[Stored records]
(begin)
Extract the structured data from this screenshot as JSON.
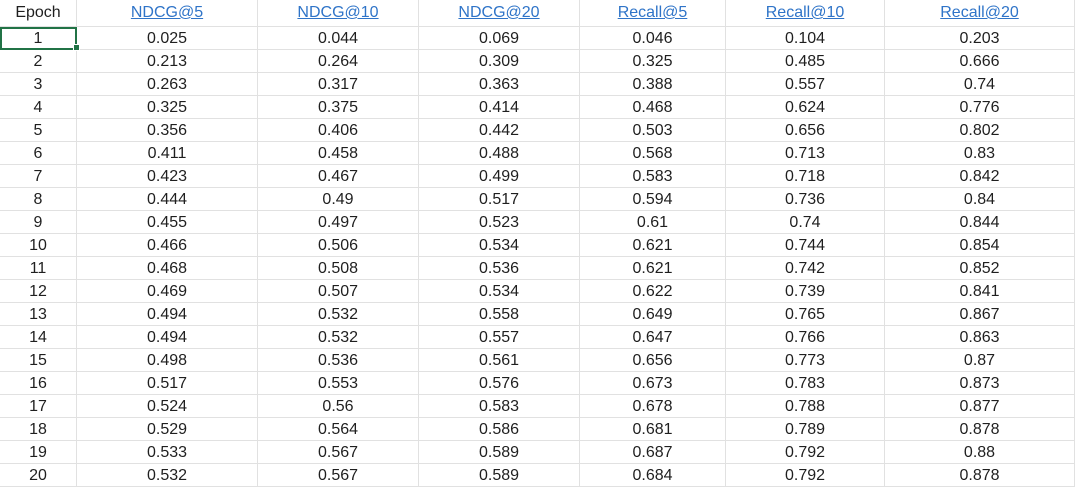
{
  "sheet": {
    "headers": [
      "Epoch",
      "NDCG@5",
      "NDCG@10",
      "NDCG@20",
      "Recall@5",
      "Recall@10",
      "Recall@20"
    ],
    "rows": [
      [
        "1",
        "0.025",
        "0.044",
        "0.069",
        "0.046",
        "0.104",
        "0.203"
      ],
      [
        "2",
        "0.213",
        "0.264",
        "0.309",
        "0.325",
        "0.485",
        "0.666"
      ],
      [
        "3",
        "0.263",
        "0.317",
        "0.363",
        "0.388",
        "0.557",
        "0.74"
      ],
      [
        "4",
        "0.325",
        "0.375",
        "0.414",
        "0.468",
        "0.624",
        "0.776"
      ],
      [
        "5",
        "0.356",
        "0.406",
        "0.442",
        "0.503",
        "0.656",
        "0.802"
      ],
      [
        "6",
        "0.411",
        "0.458",
        "0.488",
        "0.568",
        "0.713",
        "0.83"
      ],
      [
        "7",
        "0.423",
        "0.467",
        "0.499",
        "0.583",
        "0.718",
        "0.842"
      ],
      [
        "8",
        "0.444",
        "0.49",
        "0.517",
        "0.594",
        "0.736",
        "0.84"
      ],
      [
        "9",
        "0.455",
        "0.497",
        "0.523",
        "0.61",
        "0.74",
        "0.844"
      ],
      [
        "10",
        "0.466",
        "0.506",
        "0.534",
        "0.621",
        "0.744",
        "0.854"
      ],
      [
        "11",
        "0.468",
        "0.508",
        "0.536",
        "0.621",
        "0.742",
        "0.852"
      ],
      [
        "12",
        "0.469",
        "0.507",
        "0.534",
        "0.622",
        "0.739",
        "0.841"
      ],
      [
        "13",
        "0.494",
        "0.532",
        "0.558",
        "0.649",
        "0.765",
        "0.867"
      ],
      [
        "14",
        "0.494",
        "0.532",
        "0.557",
        "0.647",
        "0.766",
        "0.863"
      ],
      [
        "15",
        "0.498",
        "0.536",
        "0.561",
        "0.656",
        "0.773",
        "0.87"
      ],
      [
        "16",
        "0.517",
        "0.553",
        "0.576",
        "0.673",
        "0.783",
        "0.873"
      ],
      [
        "17",
        "0.524",
        "0.56",
        "0.583",
        "0.678",
        "0.788",
        "0.877"
      ],
      [
        "18",
        "0.529",
        "0.564",
        "0.586",
        "0.681",
        "0.789",
        "0.878"
      ],
      [
        "19",
        "0.533",
        "0.567",
        "0.589",
        "0.687",
        "0.792",
        "0.88"
      ],
      [
        "20",
        "0.532",
        "0.567",
        "0.589",
        "0.684",
        "0.792",
        "0.878"
      ]
    ]
  },
  "colors": {
    "link": "#2f74c8",
    "selection": "#217346",
    "gridline": "#e1e1e1",
    "text": "#1f1f1f"
  }
}
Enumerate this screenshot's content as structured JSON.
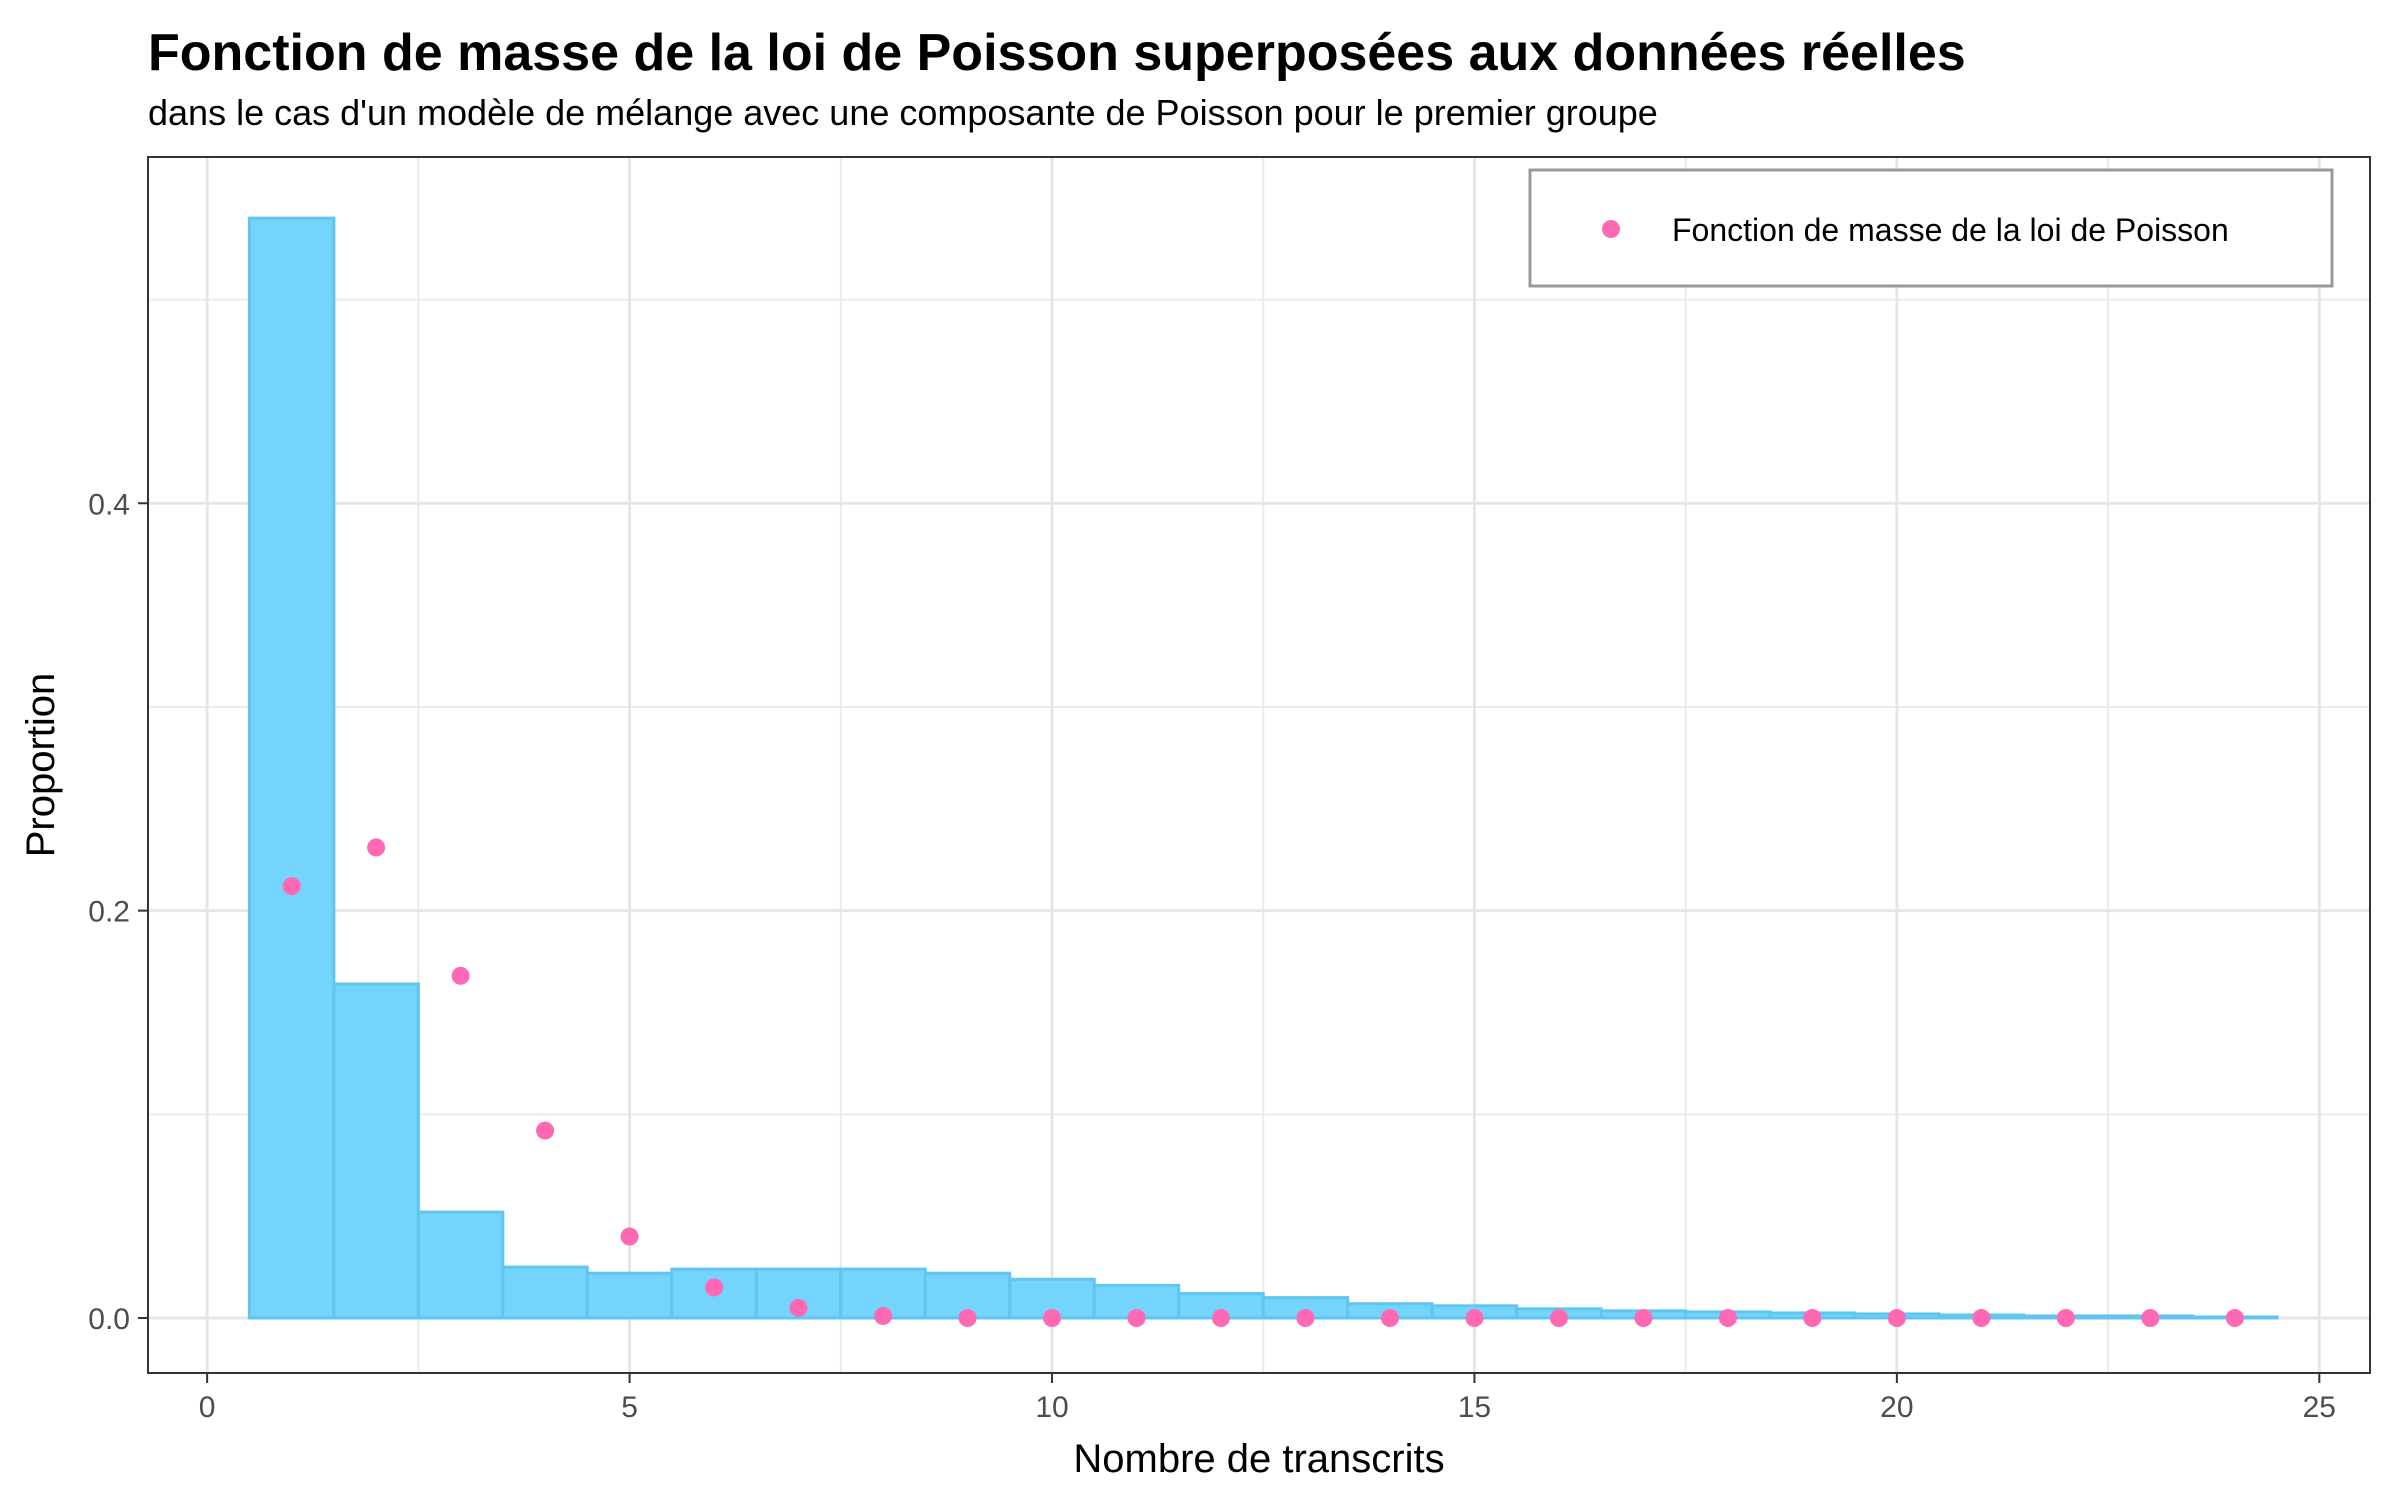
{
  "chart_data": {
    "type": "bar",
    "title": "Fonction de masse de la loi de Poisson superposées aux données réelles",
    "subtitle": "dans le cas d'un modèle de mélange avec une composante de Poisson pour le premier groupe",
    "xlabel": "Nombre de transcrits",
    "ylabel": "Proportion",
    "xlim": [
      -0.7,
      25.6
    ],
    "ylim": [
      -0.027,
      0.57
    ],
    "x_ticks": [
      0,
      5,
      10,
      15,
      20,
      25
    ],
    "x_tick_labels": [
      "0",
      "5",
      "10",
      "15",
      "20",
      "25"
    ],
    "y_ticks": [
      0.0,
      0.2,
      0.4
    ],
    "y_tick_labels": [
      "0.0",
      "0.2",
      "0.4"
    ],
    "grid": true,
    "legend_position": "top-right",
    "histogram": {
      "x": [
        1,
        2,
        3,
        4,
        5,
        6,
        7,
        8,
        9,
        10,
        11,
        12,
        13,
        14,
        15,
        16,
        17,
        18,
        19,
        20,
        21,
        22,
        23,
        24
      ],
      "values": [
        0.54,
        0.164,
        0.052,
        0.025,
        0.022,
        0.024,
        0.024,
        0.024,
        0.022,
        0.019,
        0.016,
        0.012,
        0.01,
        0.007,
        0.006,
        0.0045,
        0.0035,
        0.003,
        0.0025,
        0.002,
        0.0015,
        0.001,
        0.001,
        0.0005
      ],
      "color": "#74d4fc",
      "edge_color": "#5ec6ef"
    },
    "series": [
      {
        "name": "Fonction de masse de la loi de Poisson",
        "type": "scatter",
        "x": [
          1,
          2,
          3,
          4,
          5,
          6,
          7,
          8,
          9,
          10,
          11,
          12,
          13,
          14,
          15,
          16,
          17,
          18,
          19,
          20,
          21,
          22,
          23,
          24
        ],
        "values": [
          0.212,
          0.231,
          0.168,
          0.092,
          0.04,
          0.015,
          0.005,
          0.001,
          0.0,
          0.0,
          0.0,
          0.0,
          0.0,
          0.0,
          0.0,
          0.0,
          0.0,
          0.0,
          0.0,
          0.0,
          0.0,
          0.0,
          0.0,
          0.0
        ],
        "color": "#ff69b4"
      }
    ]
  }
}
(end)
- **Aim of the exercise**:
In your copy, repeat each record exactly and include no pictures.

- **Answer for the task**:
Extract the structured data from this screenshot as JSON.
{
  "sheet": {
    "headers": [
      "Epoch",
      "NDCG@5",
      "NDCG@10",
      "NDCG@20",
      "Recall@5",
      "Recall@10",
      "Recall@20"
    ],
    "rows": [
      [
        "1",
        "0.025",
        "0.044",
        "0.069",
        "0.046",
        "0.104",
        "0.203"
      ],
      [
        "2",
        "0.213",
        "0.264",
        "0.309",
        "0.325",
        "0.485",
        "0.666"
      ],
      [
        "3",
        "0.263",
        "0.317",
        "0.363",
        "0.388",
        "0.557",
        "0.74"
      ],
      [
        "4",
        "0.325",
        "0.375",
        "0.414",
        "0.468",
        "0.624",
        "0.776"
      ],
      [
        "5",
        "0.356",
        "0.406",
        "0.442",
        "0.503",
        "0.656",
        "0.802"
      ],
      [
        "6",
        "0.411",
        "0.458",
        "0.488",
        "0.568",
        "0.713",
        "0.83"
      ],
      [
        "7",
        "0.423",
        "0.467",
        "0.499",
        "0.583",
        "0.718",
        "0.842"
      ],
      [
        "8",
        "0.444",
        "0.49",
        "0.517",
        "0.594",
        "0.736",
        "0.84"
      ],
      [
        "9",
        "0.455",
        "0.497",
        "0.523",
        "0.61",
        "0.74",
        "0.844"
      ],
      [
        "10",
        "0.466",
        "0.506",
        "0.534",
        "0.621",
        "0.744",
        "0.854"
      ],
      [
        "11",
        "0.468",
        "0.508",
        "0.536",
        "0.621",
        "0.742",
        "0.852"
      ],
      [
        "12",
        "0.469",
        "0.507",
        "0.534",
        "0.622",
        "0.739",
        "0.841"
      ],
      [
        "13",
        "0.494",
        "0.532",
        "0.558",
        "0.649",
        "0.765",
        "0.867"
      ],
      [
        "14",
        "0.494",
        "0.532",
        "0.557",
        "0.647",
        "0.766",
        "0.863"
      ],
      [
        "15",
        "0.498",
        "0.536",
        "0.561",
        "0.656",
        "0.773",
        "0.87"
      ],
      [
        "16",
        "0.517",
        "0.553",
        "0.576",
        "0.673",
        "0.783",
        "0.873"
      ],
      [
        "17",
        "0.524",
        "0.56",
        "0.583",
        "0.678",
        "0.788",
        "0.877"
      ],
      [
        "18",
        "0.529",
        "0.564",
        "0.586",
        "0.681",
        "0.789",
        "0.878"
      ],
      [
        "19",
        "0.533",
        "0.567",
        "0.589",
        "0.687",
        "0.792",
        "0.88"
      ],
      [
        "20",
        "0.532",
        "0.567",
        "0.589",
        "0.684",
        "0.792",
        "0.878"
      ]
    ]
  },
  "colors": {
    "link": "#2f74c8",
    "selection": "#217346",
    "gridline": "#e1e1e1",
    "text": "#1f1f1f"
  }
}
Enumerate this screenshot's content as structured JSON.
{
  "chart_data": {
    "type": "bar",
    "title": "Fonction de masse de la loi de Poisson superposées aux données réelles",
    "subtitle": "dans le cas d'un modèle de mélange avec une composante de Poisson pour le premier groupe",
    "xlabel": "Nombre de transcrits",
    "ylabel": "Proportion",
    "xlim": [
      -0.7,
      25.6
    ],
    "ylim": [
      -0.027,
      0.57
    ],
    "x_ticks": [
      0,
      5,
      10,
      15,
      20,
      25
    ],
    "x_tick_labels": [
      "0",
      "5",
      "10",
      "15",
      "20",
      "25"
    ],
    "y_ticks": [
      0.0,
      0.2,
      0.4
    ],
    "y_tick_labels": [
      "0.0",
      "0.2",
      "0.4"
    ],
    "grid": true,
    "legend_position": "top-right",
    "histogram": {
      "x": [
        1,
        2,
        3,
        4,
        5,
        6,
        7,
        8,
        9,
        10,
        11,
        12,
        13,
        14,
        15,
        16,
        17,
        18,
        19,
        20,
        21,
        22,
        23,
        24
      ],
      "values": [
        0.54,
        0.164,
        0.052,
        0.025,
        0.022,
        0.024,
        0.024,
        0.024,
        0.022,
        0.019,
        0.016,
        0.012,
        0.01,
        0.007,
        0.006,
        0.0045,
        0.0035,
        0.003,
        0.0025,
        0.002,
        0.0015,
        0.001,
        0.001,
        0.0005
      ],
      "color": "#74d4fc",
      "edge_color": "#5ec6ef"
    },
    "series": [
      {
        "name": "Fonction de masse de la loi de Poisson",
        "type": "scatter",
        "x": [
          1,
          2,
          3,
          4,
          5,
          6,
          7,
          8,
          9,
          10,
          11,
          12,
          13,
          14,
          15,
          16,
          17,
          18,
          19,
          20,
          21,
          22,
          23,
          24
        ],
        "values": [
          0.212,
          0.231,
          0.168,
          0.092,
          0.04,
          0.015,
          0.005,
          0.001,
          0.0,
          0.0,
          0.0,
          0.0,
          0.0,
          0.0,
          0.0,
          0.0,
          0.0,
          0.0,
          0.0,
          0.0,
          0.0,
          0.0,
          0.0,
          0.0
        ],
        "color": "#ff69b4"
      }
    ]
  }
}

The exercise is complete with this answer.